PROBLEM STATEMENT
Only the lines from the one containing "Extract all the data from this chart as JSON." through the end of the material are to be echoed, each exactly as it appears.

SUPPLIED DATA
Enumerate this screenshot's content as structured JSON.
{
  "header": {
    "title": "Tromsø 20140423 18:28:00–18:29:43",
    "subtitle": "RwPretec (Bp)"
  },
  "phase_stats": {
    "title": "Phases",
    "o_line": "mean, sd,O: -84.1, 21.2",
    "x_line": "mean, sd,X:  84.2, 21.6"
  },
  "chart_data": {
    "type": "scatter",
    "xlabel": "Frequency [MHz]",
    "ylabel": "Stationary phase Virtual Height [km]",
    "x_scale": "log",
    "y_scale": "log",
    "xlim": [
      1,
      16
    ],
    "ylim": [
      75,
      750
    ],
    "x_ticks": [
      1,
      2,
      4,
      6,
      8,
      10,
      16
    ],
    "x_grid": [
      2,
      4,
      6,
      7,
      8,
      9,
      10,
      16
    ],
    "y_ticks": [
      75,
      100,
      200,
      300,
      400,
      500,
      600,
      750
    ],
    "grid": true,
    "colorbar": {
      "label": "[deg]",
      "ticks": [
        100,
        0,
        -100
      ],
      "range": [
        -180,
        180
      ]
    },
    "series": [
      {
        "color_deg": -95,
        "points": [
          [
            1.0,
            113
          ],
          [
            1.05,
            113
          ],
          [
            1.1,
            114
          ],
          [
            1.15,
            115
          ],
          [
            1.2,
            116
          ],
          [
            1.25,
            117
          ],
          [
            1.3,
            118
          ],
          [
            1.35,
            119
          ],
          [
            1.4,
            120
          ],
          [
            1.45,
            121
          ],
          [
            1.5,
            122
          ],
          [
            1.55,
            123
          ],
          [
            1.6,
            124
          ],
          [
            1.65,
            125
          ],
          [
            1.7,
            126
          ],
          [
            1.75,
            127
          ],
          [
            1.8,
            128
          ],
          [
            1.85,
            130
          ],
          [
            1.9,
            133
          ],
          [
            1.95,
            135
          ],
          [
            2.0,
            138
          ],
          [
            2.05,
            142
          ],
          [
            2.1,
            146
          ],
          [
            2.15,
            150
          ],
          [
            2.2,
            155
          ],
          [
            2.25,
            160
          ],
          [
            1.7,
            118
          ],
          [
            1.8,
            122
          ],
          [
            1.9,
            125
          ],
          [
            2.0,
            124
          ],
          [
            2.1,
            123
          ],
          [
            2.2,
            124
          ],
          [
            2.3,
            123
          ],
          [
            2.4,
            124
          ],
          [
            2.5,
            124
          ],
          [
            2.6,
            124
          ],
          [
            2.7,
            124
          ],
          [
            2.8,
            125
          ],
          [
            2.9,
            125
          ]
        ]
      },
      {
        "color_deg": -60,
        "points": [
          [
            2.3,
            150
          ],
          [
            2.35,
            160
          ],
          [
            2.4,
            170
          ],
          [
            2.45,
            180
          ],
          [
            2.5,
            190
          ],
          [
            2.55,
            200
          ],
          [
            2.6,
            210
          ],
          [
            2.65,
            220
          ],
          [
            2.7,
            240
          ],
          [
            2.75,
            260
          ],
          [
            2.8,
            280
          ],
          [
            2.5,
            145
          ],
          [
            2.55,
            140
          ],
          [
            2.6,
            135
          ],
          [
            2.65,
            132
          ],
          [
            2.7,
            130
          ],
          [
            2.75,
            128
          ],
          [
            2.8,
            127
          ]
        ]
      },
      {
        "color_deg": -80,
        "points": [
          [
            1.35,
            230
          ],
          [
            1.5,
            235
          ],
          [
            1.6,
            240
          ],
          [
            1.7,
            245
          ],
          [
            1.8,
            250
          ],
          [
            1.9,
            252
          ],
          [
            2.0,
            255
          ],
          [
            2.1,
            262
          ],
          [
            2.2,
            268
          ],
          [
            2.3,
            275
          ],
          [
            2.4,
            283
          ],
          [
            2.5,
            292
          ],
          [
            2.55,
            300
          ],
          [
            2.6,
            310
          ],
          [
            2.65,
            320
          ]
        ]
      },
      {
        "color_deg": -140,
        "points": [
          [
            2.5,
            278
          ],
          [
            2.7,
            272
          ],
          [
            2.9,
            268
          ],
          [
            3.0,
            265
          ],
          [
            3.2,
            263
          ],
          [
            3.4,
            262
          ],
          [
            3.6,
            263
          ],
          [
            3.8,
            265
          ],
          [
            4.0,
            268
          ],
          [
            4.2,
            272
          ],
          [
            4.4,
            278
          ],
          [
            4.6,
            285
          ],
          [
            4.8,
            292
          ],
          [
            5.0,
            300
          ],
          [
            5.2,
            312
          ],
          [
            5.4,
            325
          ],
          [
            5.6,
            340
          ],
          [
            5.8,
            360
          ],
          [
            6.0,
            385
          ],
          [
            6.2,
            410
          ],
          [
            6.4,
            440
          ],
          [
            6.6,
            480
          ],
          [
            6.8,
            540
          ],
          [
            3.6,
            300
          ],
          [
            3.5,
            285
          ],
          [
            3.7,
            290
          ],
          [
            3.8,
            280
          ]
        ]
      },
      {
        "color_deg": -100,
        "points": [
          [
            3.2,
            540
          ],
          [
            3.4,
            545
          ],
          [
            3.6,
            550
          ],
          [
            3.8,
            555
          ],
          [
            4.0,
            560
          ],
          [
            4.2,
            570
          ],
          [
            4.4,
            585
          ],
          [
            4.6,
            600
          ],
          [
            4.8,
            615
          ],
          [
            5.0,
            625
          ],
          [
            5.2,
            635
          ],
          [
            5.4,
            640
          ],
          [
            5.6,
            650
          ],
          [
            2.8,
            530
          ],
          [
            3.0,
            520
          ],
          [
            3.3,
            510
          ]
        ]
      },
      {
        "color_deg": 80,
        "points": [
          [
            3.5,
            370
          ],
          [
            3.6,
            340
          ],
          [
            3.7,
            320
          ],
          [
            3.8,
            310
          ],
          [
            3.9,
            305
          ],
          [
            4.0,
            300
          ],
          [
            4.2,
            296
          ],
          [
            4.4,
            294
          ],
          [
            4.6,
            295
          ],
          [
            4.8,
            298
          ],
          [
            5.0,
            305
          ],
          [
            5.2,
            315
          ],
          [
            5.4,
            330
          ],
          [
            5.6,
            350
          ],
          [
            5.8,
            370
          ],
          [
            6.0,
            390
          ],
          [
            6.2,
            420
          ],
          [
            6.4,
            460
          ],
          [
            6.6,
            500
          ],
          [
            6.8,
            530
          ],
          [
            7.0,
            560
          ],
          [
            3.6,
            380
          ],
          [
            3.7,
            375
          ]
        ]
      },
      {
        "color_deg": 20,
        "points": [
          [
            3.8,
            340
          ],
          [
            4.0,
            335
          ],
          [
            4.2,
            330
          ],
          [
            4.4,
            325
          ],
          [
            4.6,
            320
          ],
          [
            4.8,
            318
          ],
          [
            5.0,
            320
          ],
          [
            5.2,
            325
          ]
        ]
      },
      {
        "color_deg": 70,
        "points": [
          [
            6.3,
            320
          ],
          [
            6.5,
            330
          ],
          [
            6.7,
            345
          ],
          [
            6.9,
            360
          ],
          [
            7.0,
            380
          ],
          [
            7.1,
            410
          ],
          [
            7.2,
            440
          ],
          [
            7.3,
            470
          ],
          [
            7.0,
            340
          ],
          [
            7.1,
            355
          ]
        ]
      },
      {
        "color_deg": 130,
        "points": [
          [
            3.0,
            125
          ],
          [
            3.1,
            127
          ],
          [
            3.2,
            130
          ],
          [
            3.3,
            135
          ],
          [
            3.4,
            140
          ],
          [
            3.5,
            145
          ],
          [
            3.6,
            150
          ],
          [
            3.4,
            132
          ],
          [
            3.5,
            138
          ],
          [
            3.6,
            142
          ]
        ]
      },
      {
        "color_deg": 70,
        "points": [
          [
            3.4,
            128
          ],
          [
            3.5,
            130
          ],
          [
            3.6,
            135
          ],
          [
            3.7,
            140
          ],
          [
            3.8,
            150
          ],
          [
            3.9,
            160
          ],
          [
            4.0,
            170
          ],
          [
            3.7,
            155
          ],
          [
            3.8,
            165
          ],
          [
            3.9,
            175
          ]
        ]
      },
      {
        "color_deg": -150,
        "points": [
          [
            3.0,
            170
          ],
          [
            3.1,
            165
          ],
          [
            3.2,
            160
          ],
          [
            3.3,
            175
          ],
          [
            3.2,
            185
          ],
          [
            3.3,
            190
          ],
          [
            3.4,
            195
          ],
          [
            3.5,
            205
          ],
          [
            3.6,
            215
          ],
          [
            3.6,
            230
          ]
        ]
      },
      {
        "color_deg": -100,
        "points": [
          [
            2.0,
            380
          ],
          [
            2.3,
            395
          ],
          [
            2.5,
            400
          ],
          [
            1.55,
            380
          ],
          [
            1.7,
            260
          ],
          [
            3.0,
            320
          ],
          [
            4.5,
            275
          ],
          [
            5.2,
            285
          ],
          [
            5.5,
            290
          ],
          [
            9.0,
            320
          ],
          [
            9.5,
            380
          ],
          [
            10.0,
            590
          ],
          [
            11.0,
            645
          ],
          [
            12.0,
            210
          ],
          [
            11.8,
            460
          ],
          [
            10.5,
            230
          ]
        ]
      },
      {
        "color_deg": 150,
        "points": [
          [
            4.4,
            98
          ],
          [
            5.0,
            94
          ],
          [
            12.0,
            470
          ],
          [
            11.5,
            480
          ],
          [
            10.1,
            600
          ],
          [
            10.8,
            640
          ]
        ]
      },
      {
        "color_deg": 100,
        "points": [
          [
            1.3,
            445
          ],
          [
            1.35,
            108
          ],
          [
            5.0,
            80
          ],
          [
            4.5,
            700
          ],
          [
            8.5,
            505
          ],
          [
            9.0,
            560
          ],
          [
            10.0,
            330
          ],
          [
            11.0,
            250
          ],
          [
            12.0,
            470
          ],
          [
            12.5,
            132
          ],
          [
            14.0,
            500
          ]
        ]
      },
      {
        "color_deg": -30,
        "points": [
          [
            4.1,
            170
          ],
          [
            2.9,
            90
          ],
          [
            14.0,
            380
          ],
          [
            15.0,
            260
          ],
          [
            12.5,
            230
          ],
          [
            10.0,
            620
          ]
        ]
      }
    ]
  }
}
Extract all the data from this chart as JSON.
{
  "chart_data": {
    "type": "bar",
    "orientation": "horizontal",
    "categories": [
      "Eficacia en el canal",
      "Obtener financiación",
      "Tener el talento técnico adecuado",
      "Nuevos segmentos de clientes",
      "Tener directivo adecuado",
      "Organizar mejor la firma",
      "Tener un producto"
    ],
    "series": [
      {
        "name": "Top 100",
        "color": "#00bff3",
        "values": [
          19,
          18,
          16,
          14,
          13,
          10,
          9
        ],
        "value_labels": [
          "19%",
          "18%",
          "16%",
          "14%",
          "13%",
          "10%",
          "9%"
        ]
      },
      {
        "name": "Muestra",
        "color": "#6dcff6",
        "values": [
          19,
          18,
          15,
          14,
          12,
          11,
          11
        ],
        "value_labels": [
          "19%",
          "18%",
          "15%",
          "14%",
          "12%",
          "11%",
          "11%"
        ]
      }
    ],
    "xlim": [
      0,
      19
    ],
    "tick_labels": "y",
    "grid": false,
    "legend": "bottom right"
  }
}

RESPONSE
Extract all the data from this chart as JSON.
{
  "chart_data": {
    "type": "bar",
    "orientation": "horizontal",
    "categories": [
      "Eficacia en el canal",
      "Obtener financiación",
      "Tener el talento técnico adecuado",
      "Nuevos segmentos de clientes",
      "Tener directivo adecuado",
      "Organizar mejor la firma",
      "Tener un producto"
    ],
    "series": [
      {
        "name": "Top 100",
        "color": "#00bff3",
        "values": [
          19,
          18,
          16,
          14,
          13,
          10,
          9
        ],
        "value_labels": [
          "19%",
          "18%",
          "16%",
          "14%",
          "13%",
          "10%",
          "9%"
        ]
      },
      {
        "name": "Muestra",
        "color": "#6dcff6",
        "values": [
          19,
          18,
          15,
          14,
          12,
          11,
          11
        ],
        "value_labels": [
          "19%",
          "18%",
          "15%",
          "14%",
          "12%",
          "11%",
          "11%"
        ]
      }
    ],
    "xlim": [
      0,
      19
    ],
    "tick_labels": "y",
    "grid": false,
    "legend": "bottom right"
  }
}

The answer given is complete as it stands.